— begin Data excerpts —
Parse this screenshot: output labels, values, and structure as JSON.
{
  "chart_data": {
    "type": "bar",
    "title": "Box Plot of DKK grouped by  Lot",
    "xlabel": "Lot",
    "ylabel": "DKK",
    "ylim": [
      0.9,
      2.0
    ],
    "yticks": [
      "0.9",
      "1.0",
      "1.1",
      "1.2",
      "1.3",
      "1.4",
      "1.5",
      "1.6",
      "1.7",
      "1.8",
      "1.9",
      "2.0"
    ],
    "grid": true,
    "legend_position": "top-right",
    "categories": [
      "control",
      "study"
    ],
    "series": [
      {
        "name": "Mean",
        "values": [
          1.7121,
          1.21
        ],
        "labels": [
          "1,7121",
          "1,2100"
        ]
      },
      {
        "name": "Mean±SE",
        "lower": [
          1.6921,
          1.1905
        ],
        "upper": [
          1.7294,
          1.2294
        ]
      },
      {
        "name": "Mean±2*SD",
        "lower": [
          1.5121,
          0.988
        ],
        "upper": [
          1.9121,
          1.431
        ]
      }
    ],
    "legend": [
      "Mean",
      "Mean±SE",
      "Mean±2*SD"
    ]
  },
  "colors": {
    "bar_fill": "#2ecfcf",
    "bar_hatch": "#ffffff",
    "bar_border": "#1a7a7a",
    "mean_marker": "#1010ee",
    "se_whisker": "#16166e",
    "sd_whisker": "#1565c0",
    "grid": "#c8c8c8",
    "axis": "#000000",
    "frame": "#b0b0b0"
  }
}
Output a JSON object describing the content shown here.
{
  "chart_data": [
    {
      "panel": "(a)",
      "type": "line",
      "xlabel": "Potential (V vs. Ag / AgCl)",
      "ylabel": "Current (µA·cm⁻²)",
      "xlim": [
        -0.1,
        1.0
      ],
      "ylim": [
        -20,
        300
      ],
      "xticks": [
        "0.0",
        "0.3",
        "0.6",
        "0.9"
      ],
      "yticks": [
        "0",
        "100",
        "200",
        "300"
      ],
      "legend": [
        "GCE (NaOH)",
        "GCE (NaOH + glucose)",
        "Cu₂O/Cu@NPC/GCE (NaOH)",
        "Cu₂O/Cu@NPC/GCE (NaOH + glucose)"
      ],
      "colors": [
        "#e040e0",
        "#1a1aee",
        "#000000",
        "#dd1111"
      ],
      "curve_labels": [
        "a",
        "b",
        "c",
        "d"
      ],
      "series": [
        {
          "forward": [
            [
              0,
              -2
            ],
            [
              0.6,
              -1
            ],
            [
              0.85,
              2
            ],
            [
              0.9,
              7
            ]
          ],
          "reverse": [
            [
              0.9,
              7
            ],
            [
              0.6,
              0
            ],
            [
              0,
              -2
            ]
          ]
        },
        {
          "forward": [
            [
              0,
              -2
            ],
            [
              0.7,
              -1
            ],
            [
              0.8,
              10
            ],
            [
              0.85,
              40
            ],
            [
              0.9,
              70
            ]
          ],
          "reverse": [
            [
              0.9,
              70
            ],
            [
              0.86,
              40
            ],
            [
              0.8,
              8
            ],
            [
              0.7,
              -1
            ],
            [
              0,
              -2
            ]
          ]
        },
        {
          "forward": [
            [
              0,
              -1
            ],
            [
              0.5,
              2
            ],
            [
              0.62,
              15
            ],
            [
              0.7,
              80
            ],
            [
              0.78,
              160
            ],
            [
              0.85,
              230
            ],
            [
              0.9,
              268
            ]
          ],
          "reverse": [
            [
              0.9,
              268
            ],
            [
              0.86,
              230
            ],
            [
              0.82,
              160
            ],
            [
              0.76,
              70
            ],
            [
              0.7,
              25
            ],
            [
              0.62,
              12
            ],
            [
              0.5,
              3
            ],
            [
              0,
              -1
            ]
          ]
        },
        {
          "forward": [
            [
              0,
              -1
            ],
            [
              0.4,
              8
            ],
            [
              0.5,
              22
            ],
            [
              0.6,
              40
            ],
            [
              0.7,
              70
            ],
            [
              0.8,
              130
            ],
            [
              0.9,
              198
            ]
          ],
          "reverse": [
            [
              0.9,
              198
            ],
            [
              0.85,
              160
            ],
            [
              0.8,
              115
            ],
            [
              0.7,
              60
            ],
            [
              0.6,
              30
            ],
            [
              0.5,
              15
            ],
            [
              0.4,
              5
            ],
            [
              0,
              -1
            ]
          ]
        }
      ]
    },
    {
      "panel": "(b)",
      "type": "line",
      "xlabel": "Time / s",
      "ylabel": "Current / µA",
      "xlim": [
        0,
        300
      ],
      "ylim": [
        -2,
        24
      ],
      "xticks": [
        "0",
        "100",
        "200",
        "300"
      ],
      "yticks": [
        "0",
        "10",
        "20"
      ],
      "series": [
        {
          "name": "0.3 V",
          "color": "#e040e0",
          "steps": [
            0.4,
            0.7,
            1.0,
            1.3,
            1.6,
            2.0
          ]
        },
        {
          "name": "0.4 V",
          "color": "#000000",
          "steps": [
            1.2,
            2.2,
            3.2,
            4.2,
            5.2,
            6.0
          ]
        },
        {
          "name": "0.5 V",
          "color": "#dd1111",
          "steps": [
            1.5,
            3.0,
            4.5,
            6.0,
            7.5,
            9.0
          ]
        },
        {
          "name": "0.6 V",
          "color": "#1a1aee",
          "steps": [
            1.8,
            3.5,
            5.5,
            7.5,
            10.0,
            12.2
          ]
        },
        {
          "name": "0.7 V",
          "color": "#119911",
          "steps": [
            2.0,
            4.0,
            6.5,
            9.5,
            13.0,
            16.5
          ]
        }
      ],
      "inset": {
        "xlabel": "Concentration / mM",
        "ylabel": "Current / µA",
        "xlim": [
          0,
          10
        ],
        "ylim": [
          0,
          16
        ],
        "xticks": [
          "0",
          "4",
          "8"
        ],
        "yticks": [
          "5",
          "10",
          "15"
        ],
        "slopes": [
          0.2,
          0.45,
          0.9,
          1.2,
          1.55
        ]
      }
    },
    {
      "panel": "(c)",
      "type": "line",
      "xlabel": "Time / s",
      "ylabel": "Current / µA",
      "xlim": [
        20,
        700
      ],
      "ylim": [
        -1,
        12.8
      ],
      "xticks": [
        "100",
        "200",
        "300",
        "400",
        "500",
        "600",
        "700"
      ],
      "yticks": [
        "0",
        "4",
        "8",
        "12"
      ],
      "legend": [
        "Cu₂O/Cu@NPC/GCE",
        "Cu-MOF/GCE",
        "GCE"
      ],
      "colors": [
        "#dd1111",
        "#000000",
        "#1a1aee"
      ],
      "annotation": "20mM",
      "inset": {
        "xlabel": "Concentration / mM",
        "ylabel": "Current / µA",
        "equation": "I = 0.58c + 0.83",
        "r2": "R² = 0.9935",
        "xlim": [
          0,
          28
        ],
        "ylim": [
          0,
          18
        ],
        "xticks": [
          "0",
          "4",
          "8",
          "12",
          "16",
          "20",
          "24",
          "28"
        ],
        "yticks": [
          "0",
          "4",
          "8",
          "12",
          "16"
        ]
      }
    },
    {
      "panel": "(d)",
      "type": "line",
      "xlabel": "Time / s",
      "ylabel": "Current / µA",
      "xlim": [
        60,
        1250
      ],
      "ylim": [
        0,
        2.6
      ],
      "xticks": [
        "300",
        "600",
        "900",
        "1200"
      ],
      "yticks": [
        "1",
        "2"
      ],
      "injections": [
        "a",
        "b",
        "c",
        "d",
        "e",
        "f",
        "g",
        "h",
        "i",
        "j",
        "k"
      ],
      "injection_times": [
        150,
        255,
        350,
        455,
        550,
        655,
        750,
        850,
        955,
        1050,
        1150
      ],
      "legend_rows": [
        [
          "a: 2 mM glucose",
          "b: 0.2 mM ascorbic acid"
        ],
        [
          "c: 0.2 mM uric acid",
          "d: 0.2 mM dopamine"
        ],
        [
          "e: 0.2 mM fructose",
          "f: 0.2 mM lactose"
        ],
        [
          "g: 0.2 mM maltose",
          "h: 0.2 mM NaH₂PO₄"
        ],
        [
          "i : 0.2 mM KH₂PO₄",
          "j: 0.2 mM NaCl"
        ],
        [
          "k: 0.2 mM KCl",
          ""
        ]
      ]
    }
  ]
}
— end Data excerpts —
Working from the listing above, pick out every line that has "JSON" and copy it.

Parse this screenshot: output labels, values, and structure as JSON.
Output a JSON object describing the content shown here.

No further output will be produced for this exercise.